--- PROBLEMS TO WORK ON ---
a - In the forum thread below about switch wiring, what does the poster call the wires when power is fed to the switch first?
b - Rewrite as a short list the paragraph beginning "If I feed the switch with power" from the forum thread below about switch wiring, keeping its main facts.
c - Extend the forum thread below about switch loops and switch legs by writing the next post after the last one shown.

If I feed the switch with power (which I do 99.999% of the time) I call them legs. If I feed the light (or whatever) with power first, then it's a loop down to the switch and back.


----------



## mikeg_05 (Jan 1, 2009)

480sparky said:


> If I feed the switch with power (which I do 99.999% of the time) I call them legs. If I feed the light (or whatever) with power first, then it's a loop down to the switch and back.


Hench Switch Loop and a Switch Leg:thumbup:


----------



## volty (Jan 14, 2009)

Allright. You guys convinced me, loops they are!:thumbsup:


----------



## sherman (Sep 29, 2008)

I also use it for AC condensing units run the Ac feed and the service outlet in 1 run. Upstairs attic for fan coils run fan feed and service outlet and light with other.

--- RECORDED INFORMATION ---
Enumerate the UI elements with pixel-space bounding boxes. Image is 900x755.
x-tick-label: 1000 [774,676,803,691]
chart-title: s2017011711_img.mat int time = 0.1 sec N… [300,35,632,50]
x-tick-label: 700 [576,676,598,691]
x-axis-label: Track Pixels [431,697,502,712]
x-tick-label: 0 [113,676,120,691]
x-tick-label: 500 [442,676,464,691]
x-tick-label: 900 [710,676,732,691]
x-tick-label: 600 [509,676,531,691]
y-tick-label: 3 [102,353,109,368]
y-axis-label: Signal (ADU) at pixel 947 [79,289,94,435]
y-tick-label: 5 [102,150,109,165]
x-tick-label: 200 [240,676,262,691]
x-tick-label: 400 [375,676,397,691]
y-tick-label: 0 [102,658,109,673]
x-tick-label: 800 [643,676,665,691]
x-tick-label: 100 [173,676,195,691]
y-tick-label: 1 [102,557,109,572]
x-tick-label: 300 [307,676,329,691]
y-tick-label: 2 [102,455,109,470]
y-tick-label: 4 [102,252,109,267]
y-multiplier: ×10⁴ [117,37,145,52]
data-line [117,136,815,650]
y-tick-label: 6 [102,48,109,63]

--- EXERCISE RESPONSES ---
a - Legs.

b -
- Power fed to the switch first (done 99.999% of the time): the wires are called legs.
- Power fed to the light or other load first: the wiring is a loop down to the switch and back.

c -
----------



## Mr. Sparkle (Jan 27, 2009)

sherman said:


> I also use it for AC condensing units run the Ac feed and the service outlet in 1 run. Upstairs attic for fan coils run fan feed and service outlet and light with other.


Technically I think you could do that with 3 wire assuming you are presently only doing it with #12 & 14 awg fused at 20 and 15A respectively.


----------



## william1978 (Sep 21, 2008)

I have only seen one person use 14-2-2. I've been seeing it at supply houses for several years now.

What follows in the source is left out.